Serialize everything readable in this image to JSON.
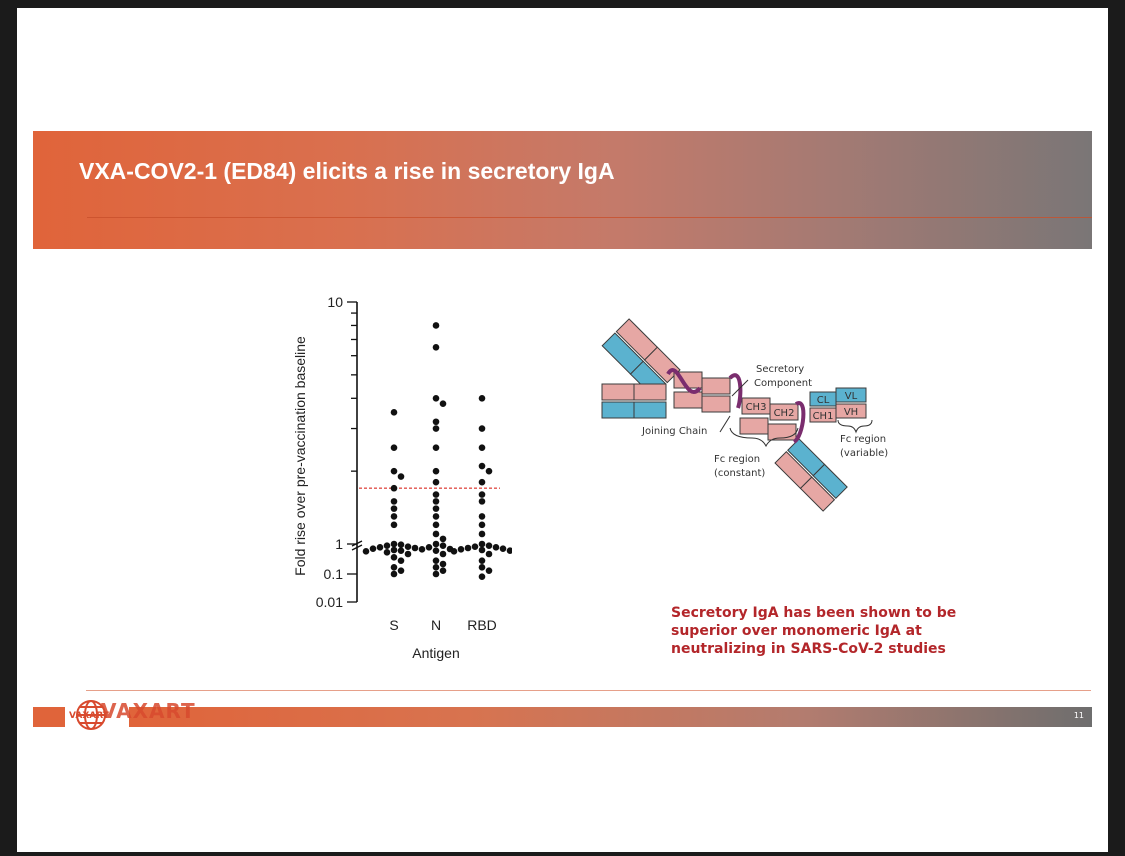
{
  "slide": {
    "title": "VXA-COV2-1 (ED84) elicits a rise in secretory IgA",
    "caption": "Secretory IgA has been shown to be superior over monomeric IgA at neutralizing in SARS-CoV-2 studies",
    "page_number": "11",
    "logo_text": "VAXART",
    "accent_color": "#e0643a",
    "caption_color": "#b3262a"
  },
  "chart_data": {
    "type": "scatter",
    "ylabel": "Fold rise over pre-vaccination baseline",
    "xlabel": "Antigen",
    "categories": [
      "S",
      "N",
      "RBD"
    ],
    "y_scale": "segmented (0.01–1 and 1–10)",
    "y_ticks": [
      "10",
      "1",
      "0.1",
      "0.01"
    ],
    "ylim": [
      0.01,
      10
    ],
    "reference_line": {
      "value": 1.7,
      "style": "dashed",
      "color": "#e0504a"
    },
    "series": [
      {
        "category": "S",
        "values": [
          3.5,
          2.5,
          2.0,
          1.9,
          1.7,
          1.5,
          1.4,
          1.3,
          1.2,
          1.0,
          0.98,
          0.95,
          0.92,
          0.9,
          0.88,
          0.86,
          0.84,
          0.82,
          0.8,
          0.78,
          0.75,
          0.7,
          0.6,
          0.5,
          0.3,
          0.2,
          0.1
        ]
      },
      {
        "category": "N",
        "values": [
          8.0,
          6.5,
          4.0,
          3.8,
          3.2,
          3.0,
          2.5,
          2.0,
          1.8,
          1.6,
          1.5,
          1.4,
          1.3,
          1.2,
          1.1,
          1.05,
          1.0,
          0.95,
          0.9,
          0.85,
          0.8,
          0.7,
          0.5,
          0.4,
          0.3,
          0.2,
          0.1
        ]
      },
      {
        "category": "RBD",
        "values": [
          4.0,
          3.0,
          2.5,
          2.1,
          2.0,
          1.8,
          1.6,
          1.5,
          1.3,
          1.2,
          1.1,
          1.0,
          0.95,
          0.92,
          0.9,
          0.88,
          0.86,
          0.84,
          0.82,
          0.8,
          0.78,
          0.7,
          0.5,
          0.3,
          0.2,
          0.08
        ]
      }
    ]
  },
  "diagram": {
    "labels": {
      "secretory_component": "Secretory Component",
      "joining_chain": "Joining Chain",
      "fc_constant": "Fc region (constant)",
      "fc_variable": "Fc region (variable)",
      "cl": "CL",
      "vl": "VL",
      "ch1": "CH1",
      "vh": "VH",
      "ch2": "CH2",
      "ch3": "CH3"
    }
  }
}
- - - -
Goal: Reproduce the records above exactly, leaving out every picture they contain.

Correct result:
Serialize everything readable in this image to JSON.
{
  "slide": {
    "title": "VXA-COV2-1 (ED84) elicits a rise in secretory IgA",
    "caption": "Secretory IgA has been shown to be superior over monomeric IgA at neutralizing in SARS-CoV-2 studies",
    "page_number": "11",
    "logo_text": "VAXART",
    "accent_color": "#e0643a",
    "caption_color": "#b3262a"
  },
  "chart_data": {
    "type": "scatter",
    "ylabel": "Fold rise over pre-vaccination baseline",
    "xlabel": "Antigen",
    "categories": [
      "S",
      "N",
      "RBD"
    ],
    "y_scale": "segmented (0.01–1 and 1–10)",
    "y_ticks": [
      "10",
      "1",
      "0.1",
      "0.01"
    ],
    "ylim": [
      0.01,
      10
    ],
    "reference_line": {
      "value": 1.7,
      "style": "dashed",
      "color": "#e0504a"
    },
    "series": [
      {
        "category": "S",
        "values": [
          3.5,
          2.5,
          2.0,
          1.9,
          1.7,
          1.5,
          1.4,
          1.3,
          1.2,
          1.0,
          0.98,
          0.95,
          0.92,
          0.9,
          0.88,
          0.86,
          0.84,
          0.82,
          0.8,
          0.78,
          0.75,
          0.7,
          0.6,
          0.5,
          0.3,
          0.2,
          0.1
        ]
      },
      {
        "category": "N",
        "values": [
          8.0,
          6.5,
          4.0,
          3.8,
          3.2,
          3.0,
          2.5,
          2.0,
          1.8,
          1.6,
          1.5,
          1.4,
          1.3,
          1.2,
          1.1,
          1.05,
          1.0,
          0.95,
          0.9,
          0.85,
          0.8,
          0.7,
          0.5,
          0.4,
          0.3,
          0.2,
          0.1
        ]
      },
      {
        "category": "RBD",
        "values": [
          4.0,
          3.0,
          2.5,
          2.1,
          2.0,
          1.8,
          1.6,
          1.5,
          1.3,
          1.2,
          1.1,
          1.0,
          0.95,
          0.92,
          0.9,
          0.88,
          0.86,
          0.84,
          0.82,
          0.8,
          0.78,
          0.7,
          0.5,
          0.3,
          0.2,
          0.08
        ]
      }
    ]
  },
  "diagram": {
    "labels": {
      "secretory_component": "Secretory Component",
      "joining_chain": "Joining Chain",
      "fc_constant": "Fc region (constant)",
      "fc_variable": "Fc region (variable)",
      "cl": "CL",
      "vl": "VL",
      "ch1": "CH1",
      "vh": "VH",
      "ch2": "CH2",
      "ch3": "CH3"
    }
  }
}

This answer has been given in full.